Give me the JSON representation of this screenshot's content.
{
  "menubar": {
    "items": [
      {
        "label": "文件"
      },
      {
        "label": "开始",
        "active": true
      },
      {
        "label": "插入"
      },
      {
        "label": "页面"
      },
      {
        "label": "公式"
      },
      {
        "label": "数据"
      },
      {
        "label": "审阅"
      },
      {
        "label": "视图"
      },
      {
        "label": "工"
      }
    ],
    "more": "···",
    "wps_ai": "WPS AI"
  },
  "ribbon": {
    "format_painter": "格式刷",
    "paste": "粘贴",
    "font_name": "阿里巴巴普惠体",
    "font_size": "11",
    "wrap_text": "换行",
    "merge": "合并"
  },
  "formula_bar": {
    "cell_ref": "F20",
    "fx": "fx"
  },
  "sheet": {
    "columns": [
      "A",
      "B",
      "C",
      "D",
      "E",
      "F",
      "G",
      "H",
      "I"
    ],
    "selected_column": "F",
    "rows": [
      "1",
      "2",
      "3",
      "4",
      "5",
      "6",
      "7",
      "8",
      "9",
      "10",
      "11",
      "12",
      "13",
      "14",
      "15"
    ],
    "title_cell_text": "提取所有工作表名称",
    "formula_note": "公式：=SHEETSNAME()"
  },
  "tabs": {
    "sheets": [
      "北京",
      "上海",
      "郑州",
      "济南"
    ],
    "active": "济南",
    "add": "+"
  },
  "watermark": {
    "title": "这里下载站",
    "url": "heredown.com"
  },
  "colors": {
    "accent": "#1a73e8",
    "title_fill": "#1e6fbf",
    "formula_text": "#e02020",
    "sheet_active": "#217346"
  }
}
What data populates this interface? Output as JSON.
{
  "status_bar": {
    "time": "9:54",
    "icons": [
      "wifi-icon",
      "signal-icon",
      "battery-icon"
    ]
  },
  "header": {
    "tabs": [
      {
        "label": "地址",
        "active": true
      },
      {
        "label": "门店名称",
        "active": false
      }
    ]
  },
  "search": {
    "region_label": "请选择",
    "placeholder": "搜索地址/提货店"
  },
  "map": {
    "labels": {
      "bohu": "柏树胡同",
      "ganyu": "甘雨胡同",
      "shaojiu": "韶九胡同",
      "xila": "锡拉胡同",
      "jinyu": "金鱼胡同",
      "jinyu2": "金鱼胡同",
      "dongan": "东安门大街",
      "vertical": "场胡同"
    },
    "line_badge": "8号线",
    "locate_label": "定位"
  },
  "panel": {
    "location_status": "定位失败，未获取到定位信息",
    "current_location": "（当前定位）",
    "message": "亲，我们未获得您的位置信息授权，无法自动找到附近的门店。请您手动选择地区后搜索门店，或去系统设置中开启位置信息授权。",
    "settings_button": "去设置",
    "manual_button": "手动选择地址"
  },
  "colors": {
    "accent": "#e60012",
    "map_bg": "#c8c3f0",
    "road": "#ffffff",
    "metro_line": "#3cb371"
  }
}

┄┄┄┄┄┄┄┄┄┄

# TO DO:
Extract the complete data, matching each line exactly.

# WRITTEN ANSWER:
Give me the JSON representation of this screenshot's content.
{
  "menubar": {
    "items": [
      {
        "label": "文件"
      },
      {
        "label": "开始",
        "active": true
      },
      {
        "label": "插入"
      },
      {
        "label": "页面"
      },
      {
        "label": "公式"
      },
      {
        "label": "数据"
      },
      {
        "label": "审阅"
      },
      {
        "label": "视图"
      },
      {
        "label": "工"
      }
    ],
    "more": "···",
    "wps_ai": "WPS AI"
  },
  "ribbon": {
    "format_painter": "格式刷",
    "paste": "粘贴",
    "font_name": "阿里巴巴普惠体",
    "font_size": "11",
    "wrap_text": "换行",
    "merge": "合并"
  },
  "formula_bar": {
    "cell_ref": "F20",
    "fx": "fx"
  },
  "sheet": {
    "columns": [
      "A",
      "B",
      "C",
      "D",
      "E",
      "F",
      "G",
      "H",
      "I"
    ],
    "selected_column": "F",
    "rows": [
      "1",
      "2",
      "3",
      "4",
      "5",
      "6",
      "7",
      "8",
      "9",
      "10",
      "11",
      "12",
      "13",
      "14",
      "15"
    ],
    "title_cell_text": "提取所有工作表名称",
    "formula_note": "公式：=SHEETSNAME()"
  },
  "tabs": {
    "sheets": [
      "北京",
      "上海",
      "郑州",
      "济南"
    ],
    "active": "济南",
    "add": "+"
  },
  "watermark": {
    "title": "这里下载站",
    "url": "heredown.com"
  },
  "colors": {
    "accent": "#1a73e8",
    "title_fill": "#1e6fbf",
    "formula_text": "#e02020",
    "sheet_active": "#217346"
  }
}
What data populates this interface? Output as JSON.
{
  "status_bar": {
    "time": "9:54",
    "icons": [
      "wifi-icon",
      "signal-icon",
      "battery-icon"
    ]
  },
  "header": {
    "tabs": [
      {
        "label": "地址",
        "active": true
      },
      {
        "label": "门店名称",
        "active": false
      }
    ]
  },
  "search": {
    "region_label": "请选择",
    "placeholder": "搜索地址/提货店"
  },
  "map": {
    "labels": {
      "bohu": "柏树胡同",
      "ganyu": "甘雨胡同",
      "shaojiu": "韶九胡同",
      "xila": "锡拉胡同",
      "jinyu": "金鱼胡同",
      "jinyu2": "金鱼胡同",
      "dongan": "东安门大街",
      "vertical": "场胡同"
    },
    "line_badge": "8号线",
    "locate_label": "定位"
  },
  "panel": {
    "location_status": "定位失败，未获取到定位信息",
    "current_location": "（当前定位）",
    "message": "亲，我们未获得您的位置信息授权，无法自动找到附近的门店。请您手动选择地区后搜索门店，或去系统设置中开启位置信息授权。",
    "settings_button": "去设置",
    "manual_button": "手动选择地址"
  },
  "colors": {
    "accent": "#e60012",
    "map_bg": "#c8c3f0",
    "road": "#ffffff",
    "metro_line": "#3cb371"
  }
}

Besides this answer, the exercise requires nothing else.